- Instructions to follow: Copy out the entries below in full and exactly.

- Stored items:
◇ ◇ ◇ ◇ ◇

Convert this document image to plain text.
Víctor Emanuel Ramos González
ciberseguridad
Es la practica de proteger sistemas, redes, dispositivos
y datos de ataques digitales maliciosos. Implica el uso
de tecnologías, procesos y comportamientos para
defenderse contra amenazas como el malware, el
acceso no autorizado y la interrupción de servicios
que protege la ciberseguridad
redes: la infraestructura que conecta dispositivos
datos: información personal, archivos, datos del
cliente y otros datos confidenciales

◇ ◇ ◇ ◇ ◇

- Exercise solution:
Convert this document image to plain text.
Víctor Emanuel Ramos González
ciberseguridad
Es la practica de proteger sistemas, redes, dispositivos
y datos de ataques digitales maliciosos. Implica el uso
de tecnologías, procesos y comportamientos para
defenderse contra amenazas como el malware, el
acceso no autorizado y la interrupción de servicios
que protege la ciberseguridad
redes: la infraestructura que conecta dispositivos
datos: información personal, archivos, datos del
cliente y otros datos confidenciales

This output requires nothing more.